↓↓↓

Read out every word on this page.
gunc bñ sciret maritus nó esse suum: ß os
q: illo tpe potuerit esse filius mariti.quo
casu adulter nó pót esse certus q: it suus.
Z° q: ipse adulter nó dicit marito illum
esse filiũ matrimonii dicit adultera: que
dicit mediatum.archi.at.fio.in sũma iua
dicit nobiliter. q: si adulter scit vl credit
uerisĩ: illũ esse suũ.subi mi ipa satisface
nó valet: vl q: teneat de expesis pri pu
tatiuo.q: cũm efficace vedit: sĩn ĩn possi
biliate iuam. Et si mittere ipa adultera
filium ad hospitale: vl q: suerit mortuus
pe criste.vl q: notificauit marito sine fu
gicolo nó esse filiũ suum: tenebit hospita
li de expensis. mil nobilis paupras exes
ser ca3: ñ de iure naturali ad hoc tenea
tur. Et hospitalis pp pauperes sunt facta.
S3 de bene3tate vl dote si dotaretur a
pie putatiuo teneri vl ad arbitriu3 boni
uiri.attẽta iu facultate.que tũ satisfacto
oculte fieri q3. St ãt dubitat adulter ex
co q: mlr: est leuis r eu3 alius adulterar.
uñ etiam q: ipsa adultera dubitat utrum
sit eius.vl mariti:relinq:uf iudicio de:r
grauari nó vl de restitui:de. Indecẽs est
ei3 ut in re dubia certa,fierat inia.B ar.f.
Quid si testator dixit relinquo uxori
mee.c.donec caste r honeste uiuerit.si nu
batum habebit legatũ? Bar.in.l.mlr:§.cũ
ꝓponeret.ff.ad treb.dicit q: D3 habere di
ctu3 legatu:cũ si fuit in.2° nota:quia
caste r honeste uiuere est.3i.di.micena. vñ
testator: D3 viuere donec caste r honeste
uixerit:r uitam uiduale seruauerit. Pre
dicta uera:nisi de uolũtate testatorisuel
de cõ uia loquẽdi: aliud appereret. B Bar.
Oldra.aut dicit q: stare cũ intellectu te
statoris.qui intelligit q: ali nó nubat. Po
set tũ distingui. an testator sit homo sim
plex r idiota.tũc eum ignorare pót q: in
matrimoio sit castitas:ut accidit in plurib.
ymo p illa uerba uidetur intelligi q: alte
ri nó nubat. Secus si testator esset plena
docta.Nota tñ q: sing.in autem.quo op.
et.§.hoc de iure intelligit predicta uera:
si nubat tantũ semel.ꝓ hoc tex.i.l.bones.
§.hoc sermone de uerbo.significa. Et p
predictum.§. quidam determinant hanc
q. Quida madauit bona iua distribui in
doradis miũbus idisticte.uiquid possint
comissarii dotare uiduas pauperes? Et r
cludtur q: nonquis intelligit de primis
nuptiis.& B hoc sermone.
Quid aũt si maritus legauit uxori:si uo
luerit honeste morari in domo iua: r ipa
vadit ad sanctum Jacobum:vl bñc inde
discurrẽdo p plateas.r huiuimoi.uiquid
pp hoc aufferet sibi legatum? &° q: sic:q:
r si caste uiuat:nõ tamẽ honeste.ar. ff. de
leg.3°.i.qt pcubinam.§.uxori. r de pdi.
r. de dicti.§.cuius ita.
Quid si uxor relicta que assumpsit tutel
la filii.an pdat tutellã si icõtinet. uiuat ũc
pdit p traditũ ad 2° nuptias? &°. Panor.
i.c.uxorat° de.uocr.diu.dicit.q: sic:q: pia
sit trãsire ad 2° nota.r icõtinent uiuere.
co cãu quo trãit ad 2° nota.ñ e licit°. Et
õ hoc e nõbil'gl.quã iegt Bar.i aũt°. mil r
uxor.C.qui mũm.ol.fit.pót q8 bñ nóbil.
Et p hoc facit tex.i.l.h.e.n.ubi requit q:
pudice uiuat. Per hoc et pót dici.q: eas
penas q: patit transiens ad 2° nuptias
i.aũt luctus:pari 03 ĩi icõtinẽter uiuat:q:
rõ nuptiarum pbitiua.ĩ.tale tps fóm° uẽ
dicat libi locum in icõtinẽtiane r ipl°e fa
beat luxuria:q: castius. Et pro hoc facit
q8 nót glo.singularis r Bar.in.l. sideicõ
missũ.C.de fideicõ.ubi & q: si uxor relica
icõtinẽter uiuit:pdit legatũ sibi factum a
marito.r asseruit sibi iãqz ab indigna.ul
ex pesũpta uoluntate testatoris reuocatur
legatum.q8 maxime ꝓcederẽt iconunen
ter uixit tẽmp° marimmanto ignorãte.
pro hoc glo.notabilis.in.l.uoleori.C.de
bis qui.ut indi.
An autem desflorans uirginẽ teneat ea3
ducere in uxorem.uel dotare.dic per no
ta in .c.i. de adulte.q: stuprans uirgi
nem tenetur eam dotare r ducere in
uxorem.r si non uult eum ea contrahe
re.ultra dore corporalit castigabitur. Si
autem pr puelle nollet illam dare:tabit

↑↑↑

§ **YOUR TASK**
Repeat the listing exactly, from its first line to its last.

§ **THE RESULT**
Read out every word on this page.
gunc bñ sciret maritus nó esse suum: ß os
q: illo tpe potuerit esse filius mariti.quo
casu adulter nó pót esse certus q: it suus.
Z° q: ipse adulter nó dicit marito illum
esse filiũ matrimonii dicit adultera: que
dicit mediatum.archi.at.fio.in sũma iua
dicit nobiliter. q: si adulter scit vl credit
uerisĩ: illũ esse suũ.subi mi ipa satisface
nó valet: vl q: teneat de expesis pri pu
tatiuo.q: cũm efficace vedit: sĩn ĩn possi
biliate iuam. Et si mittere ipa adultera
filium ad hospitale: vl q: suerit mortuus
pe criste.vl q: notificauit marito sine fu
gicolo nó esse filiũ suum: tenebit hospita
li de expensis. mil nobilis paupras exes
ser ca3: ñ de iure naturali ad hoc tenea
tur. Et hospitalis pp pauperes sunt facta.
S3 de bene3tate vl dote si dotaretur a
pie putatiuo teneri vl ad arbitriu3 boni
uiri.attẽta iu facultate.que tũ satisfacto
oculte fieri q3. St ãt dubitat adulter ex
co q: mlr: est leuis r eu3 alius adulterar.
uñ etiam q: ipsa adultera dubitat utrum
sit eius.vl mariti:relinq:uf iudicio de:r
grauari nó vl de restitui:de. Indecẽs est
ei3 ut in re dubia certa,fierat inia.B ar.f.
Quid si testator dixit relinquo uxori
mee.c.donec caste r honeste uiuerit.si nu
batum habebit legatũ? Bar.in.l.mlr:§.cũ
ꝓponeret.ff.ad treb.dicit q: D3 habere di
ctu3 legatu:cũ si fuit in.2° nota:quia
caste r honeste uiuere est.3i.di.micena. vñ
testator: D3 viuere donec caste r honeste
uixerit:r uitam uiduale seruauerit. Pre
dicta uera:nisi de uolũtate testatorisuel
de cõ uia loquẽdi: aliud appereret. B Bar.
Oldra.aut dicit q: stare cũ intellectu te
statoris.qui intelligit q: ali nó nubat. Po
set tũ distingui. an testator sit homo sim
plex r idiota.tũc eum ignorare pót q: in
matrimoio sit castitas:ut accidit in plurib.
ymo p illa uerba uidetur intelligi q: alte
ri nó nubat. Secus si testator esset plena
docta.Nota tñ q: sing.in autem.quo op.
et.§.hoc de iure intelligit predicta uera:
si nubat tantũ semel.ꝓ hoc tex.i.l.bones.
§.hoc sermone de uerbo.significa. Et p
predictum.§. quidam determinant hanc
q. Quida madauit bona iua distribui in
doradis miũbus idisticte.uiquid possint
comissarii dotare uiduas pauperes? Et r
cludtur q: nonquis intelligit de primis
nuptiis.& B hoc sermone.
Quid aũt si maritus legauit uxori:si uo
luerit honeste morari in domo iua: r ipa
vadit ad sanctum Jacobum:vl bñc inde
discurrẽdo p plateas.r huiuimoi.uiquid
pp hoc aufferet sibi legatum? &° q: sic:q:
r si caste uiuat:nõ tamẽ honeste.ar. ff. de
leg.3°.i.qt pcubinam.§.uxori. r de pdi.
r. de dicti.§.cuius ita.
Quid si uxor relicta que assumpsit tutel
la filii.an pdat tutellã si icõtinet. uiuat ũc
pdit p traditũ ad 2° nuptias? &°. Panor.
i.c.uxorat° de.uocr.diu.dicit.q: sic:q: pia
sit trãsire ad 2° nota.r icõtinent uiuere.
co cãu quo trãit ad 2° nota.ñ e licit°. Et
õ hoc e nõbil'gl.quã iegt Bar.i aũt°. mil r
uxor.C.qui mũm.ol.fit.pót q8 bñ nóbil.
Et p hoc facit tex.i.l.h.e.n.ubi requit q:
pudice uiuat. Per hoc et pót dici.q: eas
penas q: patit transiens ad 2° nuptias
i.aũt luctus:pari 03 ĩi icõtinẽter uiuat:q:
rõ nuptiarum pbitiua.ĩ.tale tps fóm° uẽ
dicat libi locum in icõtinẽtiane r ipl°e fa
beat luxuria:q: castius. Et pro hoc facit
q8 nót glo.singularis r Bar.in.l. sideicõ
missũ.C.de fideicõ.ubi & q: si uxor relica
icõtinẽter uiuit:pdit legatũ sibi factum a
marito.r asseruit sibi iãqz ab indigna.ul
ex pesũpta uoluntate testatoris reuocatur
legatum.q8 maxime ꝓcederẽt iconunen
ter uixit tẽmp° marimmanto ignorãte.
pro hoc glo.notabilis.in.l.uoleori.C.de
bis qui.ut indi.
An autem desflorans uirginẽ teneat ea3
ducere in uxorem.uel dotare.dic per no
ta in .c.i. de adulte.q: stuprans uirgi
nem tenetur eam dotare r ducere in
uxorem.r si non uult eum ea contrahe
re.ultra dore corporalit castigabitur. Si
autem pr puelle nollet illam dare:tabit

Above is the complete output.